**TASK BRIEF:**
Each entry below should be reproduced character for character.
-- START OF INPUT ROWS --
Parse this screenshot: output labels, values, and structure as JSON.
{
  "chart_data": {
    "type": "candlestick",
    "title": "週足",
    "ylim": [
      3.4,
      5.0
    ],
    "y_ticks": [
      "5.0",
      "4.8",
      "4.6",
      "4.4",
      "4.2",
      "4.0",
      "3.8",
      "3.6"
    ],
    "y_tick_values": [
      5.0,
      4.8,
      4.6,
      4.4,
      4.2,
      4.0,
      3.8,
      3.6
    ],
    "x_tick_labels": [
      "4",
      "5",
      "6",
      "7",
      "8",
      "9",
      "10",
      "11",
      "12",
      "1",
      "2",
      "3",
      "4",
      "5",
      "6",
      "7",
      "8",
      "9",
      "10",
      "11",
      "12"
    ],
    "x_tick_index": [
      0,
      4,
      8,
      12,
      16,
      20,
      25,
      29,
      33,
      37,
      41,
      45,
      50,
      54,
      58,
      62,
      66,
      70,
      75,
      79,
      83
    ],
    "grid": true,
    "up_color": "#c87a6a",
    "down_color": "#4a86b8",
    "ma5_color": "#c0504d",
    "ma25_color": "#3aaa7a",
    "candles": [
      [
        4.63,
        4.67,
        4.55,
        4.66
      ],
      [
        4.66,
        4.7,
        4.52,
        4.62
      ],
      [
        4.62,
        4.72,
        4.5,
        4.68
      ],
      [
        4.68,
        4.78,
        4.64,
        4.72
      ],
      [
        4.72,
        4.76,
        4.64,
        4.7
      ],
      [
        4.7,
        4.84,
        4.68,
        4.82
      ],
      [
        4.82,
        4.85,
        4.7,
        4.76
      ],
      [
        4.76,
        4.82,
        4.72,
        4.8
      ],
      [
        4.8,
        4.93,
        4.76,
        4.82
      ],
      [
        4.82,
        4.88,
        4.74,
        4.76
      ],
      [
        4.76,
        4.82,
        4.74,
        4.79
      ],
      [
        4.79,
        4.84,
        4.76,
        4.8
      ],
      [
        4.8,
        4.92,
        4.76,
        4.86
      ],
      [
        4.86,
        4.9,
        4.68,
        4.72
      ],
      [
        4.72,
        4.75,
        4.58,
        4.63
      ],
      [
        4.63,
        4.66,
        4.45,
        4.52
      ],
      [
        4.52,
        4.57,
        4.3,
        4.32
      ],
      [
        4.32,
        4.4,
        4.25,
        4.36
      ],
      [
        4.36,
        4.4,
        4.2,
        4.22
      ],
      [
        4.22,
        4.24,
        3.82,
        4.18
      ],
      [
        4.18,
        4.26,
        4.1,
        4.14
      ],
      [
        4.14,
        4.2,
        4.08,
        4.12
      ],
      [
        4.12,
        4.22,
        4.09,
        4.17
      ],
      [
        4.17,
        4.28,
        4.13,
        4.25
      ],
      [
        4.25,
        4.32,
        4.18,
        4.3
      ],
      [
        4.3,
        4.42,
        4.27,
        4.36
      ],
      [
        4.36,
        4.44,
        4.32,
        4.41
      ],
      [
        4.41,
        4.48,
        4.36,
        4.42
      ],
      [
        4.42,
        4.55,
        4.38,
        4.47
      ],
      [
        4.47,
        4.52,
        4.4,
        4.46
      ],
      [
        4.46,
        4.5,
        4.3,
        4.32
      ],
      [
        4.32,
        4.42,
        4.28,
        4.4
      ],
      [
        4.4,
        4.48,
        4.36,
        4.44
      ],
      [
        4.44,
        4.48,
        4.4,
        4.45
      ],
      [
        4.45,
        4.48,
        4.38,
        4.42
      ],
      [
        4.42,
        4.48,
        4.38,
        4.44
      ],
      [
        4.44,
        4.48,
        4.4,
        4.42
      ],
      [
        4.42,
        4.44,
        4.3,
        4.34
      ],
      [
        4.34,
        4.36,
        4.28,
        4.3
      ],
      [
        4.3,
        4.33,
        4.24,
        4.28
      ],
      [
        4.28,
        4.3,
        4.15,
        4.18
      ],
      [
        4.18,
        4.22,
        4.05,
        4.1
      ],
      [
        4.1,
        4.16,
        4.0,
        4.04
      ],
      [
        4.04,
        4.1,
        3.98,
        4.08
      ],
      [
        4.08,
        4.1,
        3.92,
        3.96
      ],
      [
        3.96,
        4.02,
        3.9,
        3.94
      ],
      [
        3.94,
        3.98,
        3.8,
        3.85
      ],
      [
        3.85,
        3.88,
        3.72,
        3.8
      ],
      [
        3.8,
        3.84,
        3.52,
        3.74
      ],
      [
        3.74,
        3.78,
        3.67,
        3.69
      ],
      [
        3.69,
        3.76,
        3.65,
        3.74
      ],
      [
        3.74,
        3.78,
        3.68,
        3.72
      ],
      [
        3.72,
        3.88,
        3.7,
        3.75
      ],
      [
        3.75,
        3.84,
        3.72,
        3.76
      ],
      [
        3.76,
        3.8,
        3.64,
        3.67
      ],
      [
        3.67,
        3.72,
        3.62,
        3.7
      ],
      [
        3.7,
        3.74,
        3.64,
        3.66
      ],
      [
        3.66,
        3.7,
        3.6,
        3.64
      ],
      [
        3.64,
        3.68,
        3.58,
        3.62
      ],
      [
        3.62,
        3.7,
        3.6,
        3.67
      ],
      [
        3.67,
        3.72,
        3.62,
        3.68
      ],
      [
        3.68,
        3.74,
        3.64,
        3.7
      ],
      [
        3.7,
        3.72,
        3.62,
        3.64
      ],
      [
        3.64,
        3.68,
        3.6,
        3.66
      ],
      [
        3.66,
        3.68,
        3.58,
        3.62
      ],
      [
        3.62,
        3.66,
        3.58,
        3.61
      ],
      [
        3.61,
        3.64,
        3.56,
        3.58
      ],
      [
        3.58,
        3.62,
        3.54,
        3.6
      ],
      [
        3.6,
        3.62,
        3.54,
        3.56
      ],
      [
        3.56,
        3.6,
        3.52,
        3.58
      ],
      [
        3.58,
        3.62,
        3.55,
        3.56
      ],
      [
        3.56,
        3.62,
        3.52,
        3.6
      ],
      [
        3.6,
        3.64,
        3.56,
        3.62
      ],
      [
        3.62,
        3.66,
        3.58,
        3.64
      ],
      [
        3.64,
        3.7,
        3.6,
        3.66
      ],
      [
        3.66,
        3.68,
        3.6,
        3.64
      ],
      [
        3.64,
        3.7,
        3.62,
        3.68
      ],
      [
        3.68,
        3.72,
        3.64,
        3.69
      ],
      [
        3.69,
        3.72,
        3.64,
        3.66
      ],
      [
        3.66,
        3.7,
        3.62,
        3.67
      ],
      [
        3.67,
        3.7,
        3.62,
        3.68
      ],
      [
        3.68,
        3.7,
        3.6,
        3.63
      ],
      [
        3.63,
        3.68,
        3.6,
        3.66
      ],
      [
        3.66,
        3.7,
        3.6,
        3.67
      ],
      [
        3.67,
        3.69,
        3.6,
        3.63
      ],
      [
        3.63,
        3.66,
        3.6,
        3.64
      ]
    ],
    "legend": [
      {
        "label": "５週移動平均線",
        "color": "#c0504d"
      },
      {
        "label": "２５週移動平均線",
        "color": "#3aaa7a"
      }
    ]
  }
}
-- END OF INPUT ROWS --
**OUTPUT OF THE EXERCISE:**
Parse this screenshot: output labels, values, and structure as JSON.
{
  "chart_data": {
    "type": "candlestick",
    "title": "週足",
    "ylim": [
      3.4,
      5.0
    ],
    "y_ticks": [
      "5.0",
      "4.8",
      "4.6",
      "4.4",
      "4.2",
      "4.0",
      "3.8",
      "3.6"
    ],
    "y_tick_values": [
      5.0,
      4.8,
      4.6,
      4.4,
      4.2,
      4.0,
      3.8,
      3.6
    ],
    "x_tick_labels": [
      "4",
      "5",
      "6",
      "7",
      "8",
      "9",
      "10",
      "11",
      "12",
      "1",
      "2",
      "3",
      "4",
      "5",
      "6",
      "7",
      "8",
      "9",
      "10",
      "11",
      "12"
    ],
    "x_tick_index": [
      0,
      4,
      8,
      12,
      16,
      20,
      25,
      29,
      33,
      37,
      41,
      45,
      50,
      54,
      58,
      62,
      66,
      70,
      75,
      79,
      83
    ],
    "grid": true,
    "up_color": "#c87a6a",
    "down_color": "#4a86b8",
    "ma5_color": "#c0504d",
    "ma25_color": "#3aaa7a",
    "candles": [
      [
        4.63,
        4.67,
        4.55,
        4.66
      ],
      [
        4.66,
        4.7,
        4.52,
        4.62
      ],
      [
        4.62,
        4.72,
        4.5,
        4.68
      ],
      [
        4.68,
        4.78,
        4.64,
        4.72
      ],
      [
        4.72,
        4.76,
        4.64,
        4.7
      ],
      [
        4.7,
        4.84,
        4.68,
        4.82
      ],
      [
        4.82,
        4.85,
        4.7,
        4.76
      ],
      [
        4.76,
        4.82,
        4.72,
        4.8
      ],
      [
        4.8,
        4.93,
        4.76,
        4.82
      ],
      [
        4.82,
        4.88,
        4.74,
        4.76
      ],
      [
        4.76,
        4.82,
        4.74,
        4.79
      ],
      [
        4.79,
        4.84,
        4.76,
        4.8
      ],
      [
        4.8,
        4.92,
        4.76,
        4.86
      ],
      [
        4.86,
        4.9,
        4.68,
        4.72
      ],
      [
        4.72,
        4.75,
        4.58,
        4.63
      ],
      [
        4.63,
        4.66,
        4.45,
        4.52
      ],
      [
        4.52,
        4.57,
        4.3,
        4.32
      ],
      [
        4.32,
        4.4,
        4.25,
        4.36
      ],
      [
        4.36,
        4.4,
        4.2,
        4.22
      ],
      [
        4.22,
        4.24,
        3.82,
        4.18
      ],
      [
        4.18,
        4.26,
        4.1,
        4.14
      ],
      [
        4.14,
        4.2,
        4.08,
        4.12
      ],
      [
        4.12,
        4.22,
        4.09,
        4.17
      ],
      [
        4.17,
        4.28,
        4.13,
        4.25
      ],
      [
        4.25,
        4.32,
        4.18,
        4.3
      ],
      [
        4.3,
        4.42,
        4.27,
        4.36
      ],
      [
        4.36,
        4.44,
        4.32,
        4.41
      ],
      [
        4.41,
        4.48,
        4.36,
        4.42
      ],
      [
        4.42,
        4.55,
        4.38,
        4.47
      ],
      [
        4.47,
        4.52,
        4.4,
        4.46
      ],
      [
        4.46,
        4.5,
        4.3,
        4.32
      ],
      [
        4.32,
        4.42,
        4.28,
        4.4
      ],
      [
        4.4,
        4.48,
        4.36,
        4.44
      ],
      [
        4.44,
        4.48,
        4.4,
        4.45
      ],
      [
        4.45,
        4.48,
        4.38,
        4.42
      ],
      [
        4.42,
        4.48,
        4.38,
        4.44
      ],
      [
        4.44,
        4.48,
        4.4,
        4.42
      ],
      [
        4.42,
        4.44,
        4.3,
        4.34
      ],
      [
        4.34,
        4.36,
        4.28,
        4.3
      ],
      [
        4.3,
        4.33,
        4.24,
        4.28
      ],
      [
        4.28,
        4.3,
        4.15,
        4.18
      ],
      [
        4.18,
        4.22,
        4.05,
        4.1
      ],
      [
        4.1,
        4.16,
        4.0,
        4.04
      ],
      [
        4.04,
        4.1,
        3.98,
        4.08
      ],
      [
        4.08,
        4.1,
        3.92,
        3.96
      ],
      [
        3.96,
        4.02,
        3.9,
        3.94
      ],
      [
        3.94,
        3.98,
        3.8,
        3.85
      ],
      [
        3.85,
        3.88,
        3.72,
        3.8
      ],
      [
        3.8,
        3.84,
        3.52,
        3.74
      ],
      [
        3.74,
        3.78,
        3.67,
        3.69
      ],
      [
        3.69,
        3.76,
        3.65,
        3.74
      ],
      [
        3.74,
        3.78,
        3.68,
        3.72
      ],
      [
        3.72,
        3.88,
        3.7,
        3.75
      ],
      [
        3.75,
        3.84,
        3.72,
        3.76
      ],
      [
        3.76,
        3.8,
        3.64,
        3.67
      ],
      [
        3.67,
        3.72,
        3.62,
        3.7
      ],
      [
        3.7,
        3.74,
        3.64,
        3.66
      ],
      [
        3.66,
        3.7,
        3.6,
        3.64
      ],
      [
        3.64,
        3.68,
        3.58,
        3.62
      ],
      [
        3.62,
        3.7,
        3.6,
        3.67
      ],
      [
        3.67,
        3.72,
        3.62,
        3.68
      ],
      [
        3.68,
        3.74,
        3.64,
        3.7
      ],
      [
        3.7,
        3.72,
        3.62,
        3.64
      ],
      [
        3.64,
        3.68,
        3.6,
        3.66
      ],
      [
        3.66,
        3.68,
        3.58,
        3.62
      ],
      [
        3.62,
        3.66,
        3.58,
        3.61
      ],
      [
        3.61,
        3.64,
        3.56,
        3.58
      ],
      [
        3.58,
        3.62,
        3.54,
        3.6
      ],
      [
        3.6,
        3.62,
        3.54,
        3.56
      ],
      [
        3.56,
        3.6,
        3.52,
        3.58
      ],
      [
        3.58,
        3.62,
        3.55,
        3.56
      ],
      [
        3.56,
        3.62,
        3.52,
        3.6
      ],
      [
        3.6,
        3.64,
        3.56,
        3.62
      ],
      [
        3.62,
        3.66,
        3.58,
        3.64
      ],
      [
        3.64,
        3.7,
        3.6,
        3.66
      ],
      [
        3.66,
        3.68,
        3.6,
        3.64
      ],
      [
        3.64,
        3.7,
        3.62,
        3.68
      ],
      [
        3.68,
        3.72,
        3.64,
        3.69
      ],
      [
        3.69,
        3.72,
        3.64,
        3.66
      ],
      [
        3.66,
        3.7,
        3.62,
        3.67
      ],
      [
        3.67,
        3.7,
        3.62,
        3.68
      ],
      [
        3.68,
        3.7,
        3.6,
        3.63
      ],
      [
        3.63,
        3.68,
        3.6,
        3.66
      ],
      [
        3.66,
        3.7,
        3.6,
        3.67
      ],
      [
        3.67,
        3.69,
        3.6,
        3.63
      ],
      [
        3.63,
        3.66,
        3.6,
        3.64
      ]
    ],
    "legend": [
      {
        "label": "５週移動平均線",
        "color": "#c0504d"
      },
      {
        "label": "２５週移動平均線",
        "color": "#3aaa7a"
      }
    ]
  }
}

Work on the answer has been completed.